Saved entries:

====

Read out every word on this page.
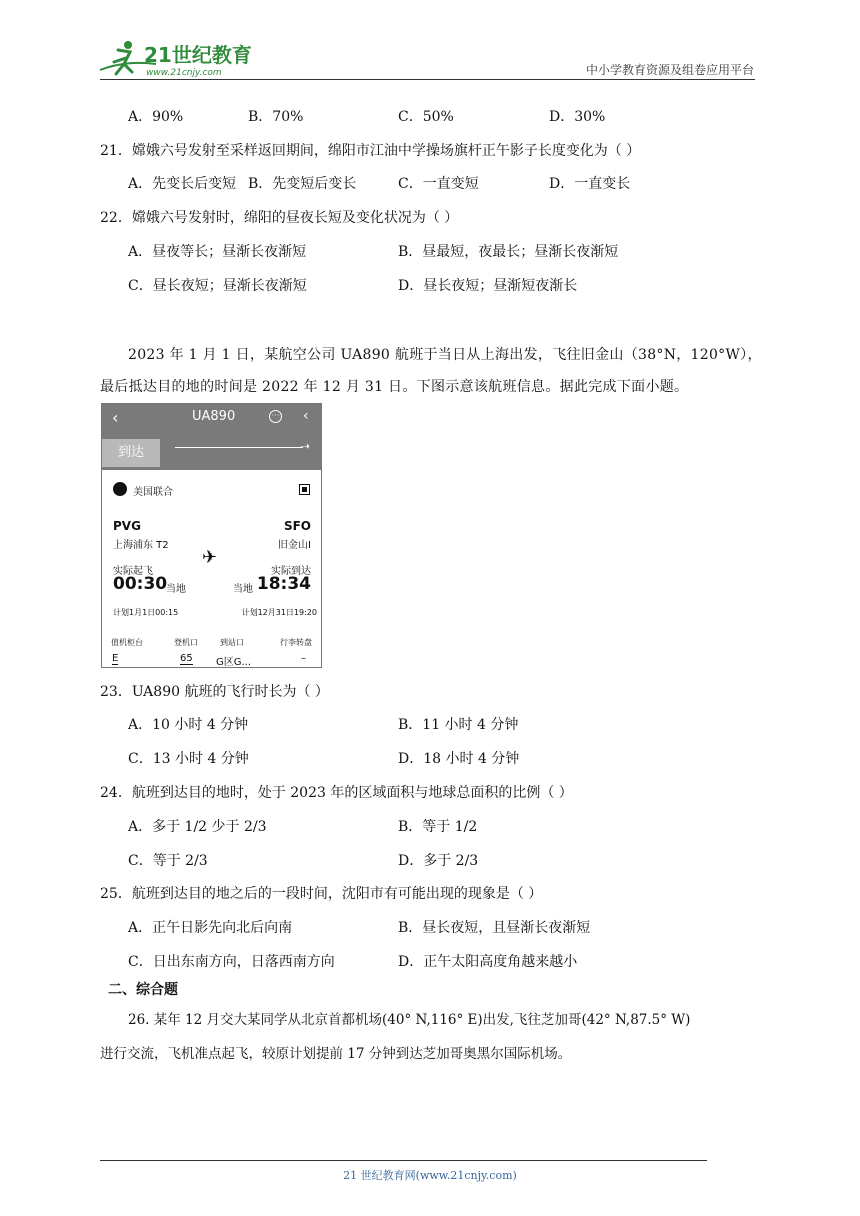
21世纪教育
www.21cnjy.com	中小学教育资源及组卷应用平台
A．90%	B．70%	C．50%	D．30%
21．嫦娥六号发射至采样返回期间，绵阳市江油中学操场旗杆正午影子长度变化为（ ）
A．先变长后变短 B．先变短后变长	C．一直变短	D．一直变长
22．嫦娥六号发射时，绵阳的昼夜长短及变化状况为（ ）
A．昼夜等长；昼渐长夜渐短	B．昼最短，夜最长；昼渐长夜渐短
C．昼长夜短；昼渐长夜渐短	D．昼长夜短；昼渐短夜渐长
2023 年 1 月 1 日，某航空公司 UA890 航班于当日从上海出发，飞往旧金山（38°N，120°W），
最后抵达目的地的时间是 2022 年 12 月 31 日。下图示意该航班信息。据此完成下面小题。
‹	UA890	··· ‹
到达	➝
美国联合
PVG
上海浦东 T2
SFO
旧金山I
✈
实际起飞
00:30
当地
实际到达
18:34
当地
计划1月1日00:15	计划12月31日19:20
值机柜台	登机口	到站口	行李转盘
E	65 G区G...	–
23．UA890 航班的飞行时长为（ ）
A．10 小时 4 分钟	B．11 小时 4 分钟
C．13 小时 4 分钟	D．18 小时 4 分钟
24．航班到达目的地时，处于 2023 年的区域面积与地球总面积的比例（ ）
A．多于 1/2 少于 2/3	B．等于 1/2
C．等于 2/3	D．多于 2/3
25．航班到达目的地之后的一段时间，沈阳市有可能出现的现象是（ ）
A．正午日影先向北后向南	B．昼长夜短，且昼渐长夜渐短
C．日出东南方向，日落西南方向	D．正午太阳高度角越来越小
二、综合题
26. 某年 12 月交大某同学从北京首都机场(40° N,116° E)出发,飞往芝加哥(42° N,87.5° W)
进行交流，飞机准点起飞，较原计划提前 17 分钟到达芝加哥奥黑尔国际机场。
21 世纪教育网(www.21cnjy.com)
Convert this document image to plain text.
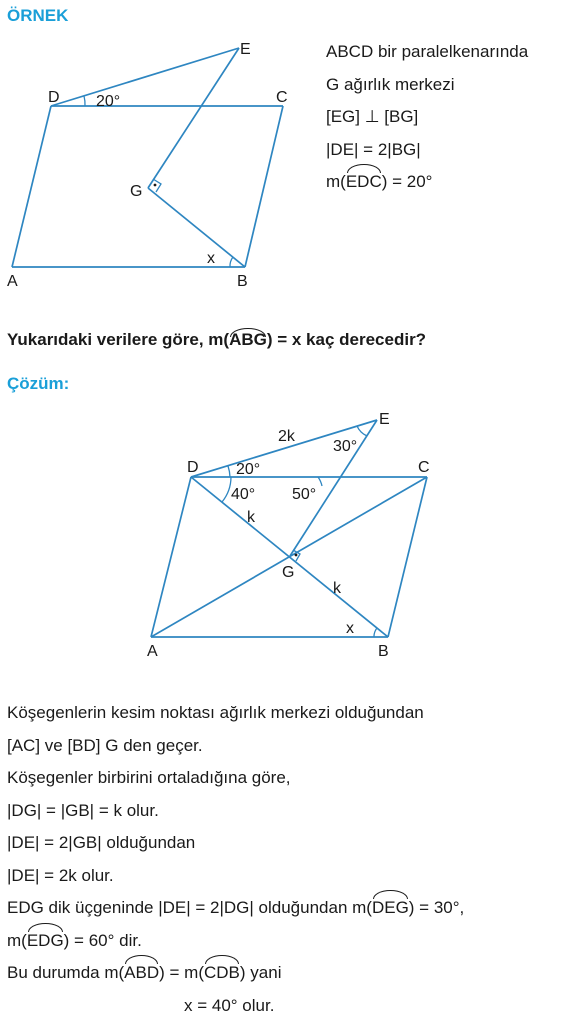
ÖRNEK
D	C
A	B
E
G
20°
x
ABCD bir paralelkenarında
G ağırlık merkezi
[EG] ⊥ [BG]
|DE| = 2|BG|
m(EDC) = 20°
Yukarıdaki verilere göre, m(ABG) = x kaç derecedir?
Çözüm:
D	C
A	B
E
G
2k
30°
20°
40° 50°
k
k
x
Köşegenlerin kesim noktası ağırlık merkezi olduğundan
[AC] ve [BD] G den geçer.
Köşegenler birbirini ortaladığına göre,
|DG| = |GB| = k olur.
|DE| = 2|GB| olduğundan
|DE| = 2k olur.
EDG dik üçgeninde |DE| = 2|DG| olduğundan m(DEG) = 30°,
m(EDG) = 60° dir.
Bu durumda m(ABD) = m(CDB) yani
x = 40° olur.
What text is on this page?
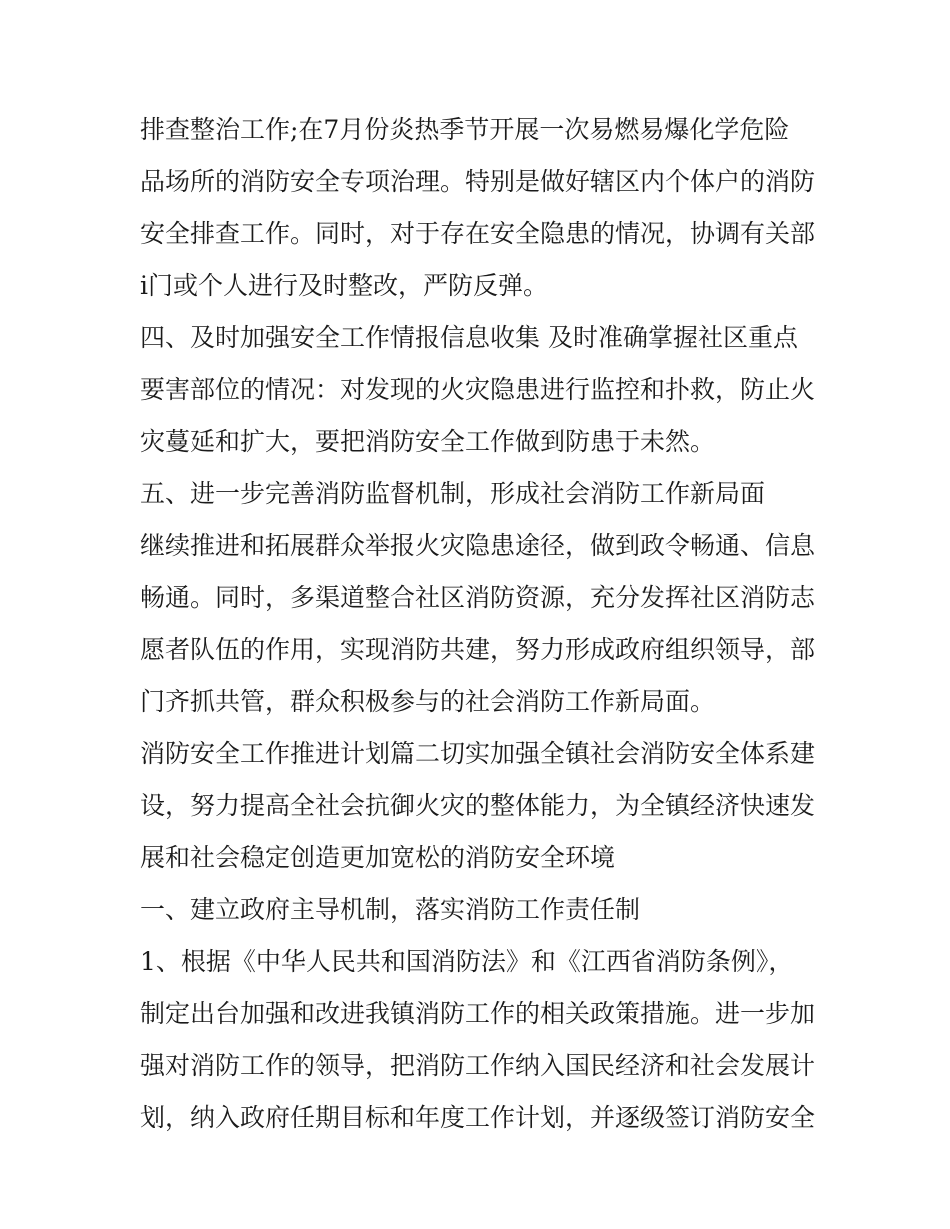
排查整治工作;在7月份炎热季节开展一次易燃易爆化学危险
品场所的消防安全专项治理。特别是做好辖区内个体户的消防
安全排查工作。同时，对于存在安全隐患的情况，协调有关部
i门或个人进行及时整改，严防反弹。
四、及时加强安全工作情报信息收集 及时准确掌握社区重点
要害部位的情况：对发现的火灾隐患进行监控和扑救，防止火
灾蔓延和扩大，要把消防安全工作做到防患于未然。
五、进一步完善消防监督机制，形成社会消防工作新局面
继续推进和拓展群众举报火灾隐患途径，做到政令畅通、信息
畅通。同时，多渠道整合社区消防资源，充分发挥社区消防志
愿者队伍的作用，实现消防共建，努力形成政府组织领导，部
门齐抓共管，群众积极参与的社会消防工作新局面。
消防安全工作推进计划篇二切实加强全镇社会消防安全体系建
设，努力提高全社会抗御火灾的整体能力，为全镇经济快速发
展和社会稳定创造更加宽松的消防安全环境
一、建立政府主导机制，落实消防工作责任制
1、根据《中华人民共和国消防法》和《江西省消防条例》，
制定出台加强和改进我镇消防工作的相关政策措施。进一步加
强对消防工作的领导，把消防工作纳入国民经济和社会发展计
划，纳入政府任期目标和年度工作计划，并逐级签订消防安全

====

**GOAL**
Every line of the data above should be quoted exactly. Omit the pictures.

**OUTPUT OF THE TASK**
Read out every word on this page.
21世纪教育
www.21cnjy.com	中小学教育资源及组卷应用平台
A．90%	B．70%	C．50%	D．30%
21．嫦娥六号发射至采样返回期间，绵阳市江油中学操场旗杆正午影子长度变化为（ ）
A．先变长后变短 B．先变短后变长	C．一直变短	D．一直变长
22．嫦娥六号发射时，绵阳的昼夜长短及变化状况为（ ）
A．昼夜等长；昼渐长夜渐短	B．昼最短，夜最长；昼渐长夜渐短
C．昼长夜短；昼渐长夜渐短	D．昼长夜短；昼渐短夜渐长
2023 年 1 月 1 日，某航空公司 UA890 航班于当日从上海出发，飞往旧金山（38°N，120°W），
最后抵达目的地的时间是 2022 年 12 月 31 日。下图示意该航班信息。据此完成下面小题。
‹	UA890	··· ‹
到达	➝
美国联合
PVG
上海浦东 T2
SFO
旧金山I
✈
实际起飞
00:30
当地
实际到达
18:34
当地
计划1月1日00:15	计划12月31日19:20
值机柜台	登机口	到站口	行李转盘
E	65 G区G...	–
23．UA890 航班的飞行时长为（ ）
A．10 小时 4 分钟	B．11 小时 4 分钟
C．13 小时 4 分钟	D．18 小时 4 分钟
24．航班到达目的地时，处于 2023 年的区域面积与地球总面积的比例（ ）
A．多于 1/2 少于 2/3	B．等于 1/2
C．等于 2/3	D．多于 2/3
25．航班到达目的地之后的一段时间，沈阳市有可能出现的现象是（ ）
A．正午日影先向北后向南	B．昼长夜短，且昼渐长夜渐短
C．日出东南方向，日落西南方向	D．正午太阳高度角越来越小
二、综合题
26. 某年 12 月交大某同学从北京首都机场(40° N,116° E)出发,飞往芝加哥(42° N,87.5° W)
进行交流，飞机准点起飞，较原计划提前 17 分钟到达芝加哥奥黑尔国际机场。
21 世纪教育网(www.21cnjy.com)
Convert this document image to plain text.
ÖRNEK
D	C
A	B
E
G
20°
x
ABCD bir paralelkenarında
G ağırlık merkezi
[EG] ⊥ [BG]
|DE| = 2|BG|
m(EDC) = 20°
Yukarıdaki verilere göre, m(ABG) = x kaç derecedir?
Çözüm:
D	C
A	B
E
G
2k
30°
20°
40° 50°
k
k
x
Köşegenlerin kesim noktası ağırlık merkezi olduğundan
[AC] ve [BD] G den geçer.
Köşegenler birbirini ortaladığına göre,
|DG| = |GB| = k olur.
|DE| = 2|GB| olduğundan
|DE| = 2k olur.
EDG dik üçgeninde |DE| = 2|DG| olduğundan m(DEG) = 30°,
m(EDG) = 60° dir.
Bu durumda m(ABD) = m(CDB) yani
x = 40° olur.
What text is on this page?
排查整治工作;在7月份炎热季节开展一次易燃易爆化学危险
品场所的消防安全专项治理。特别是做好辖区内个体户的消防
安全排查工作。同时，对于存在安全隐患的情况，协调有关部
i门或个人进行及时整改，严防反弹。
四、及时加强安全工作情报信息收集 及时准确掌握社区重点
要害部位的情况：对发现的火灾隐患进行监控和扑救，防止火
灾蔓延和扩大，要把消防安全工作做到防患于未然。
五、进一步完善消防监督机制，形成社会消防工作新局面
继续推进和拓展群众举报火灾隐患途径，做到政令畅通、信息
畅通。同时，多渠道整合社区消防资源，充分发挥社区消防志
愿者队伍的作用，实现消防共建，努力形成政府组织领导，部
门齐抓共管，群众积极参与的社会消防工作新局面。
消防安全工作推进计划篇二切实加强全镇社会消防安全体系建
设，努力提高全社会抗御火灾的整体能力，为全镇经济快速发
展和社会稳定创造更加宽松的消防安全环境
一、建立政府主导机制，落实消防工作责任制
1、根据《中华人民共和国消防法》和《江西省消防条例》，
制定出台加强和改进我镇消防工作的相关政策措施。进一步加
强对消防工作的领导，把消防工作纳入国民经济和社会发展计
划，纳入政府任期目标和年度工作计划，并逐级签订消防安全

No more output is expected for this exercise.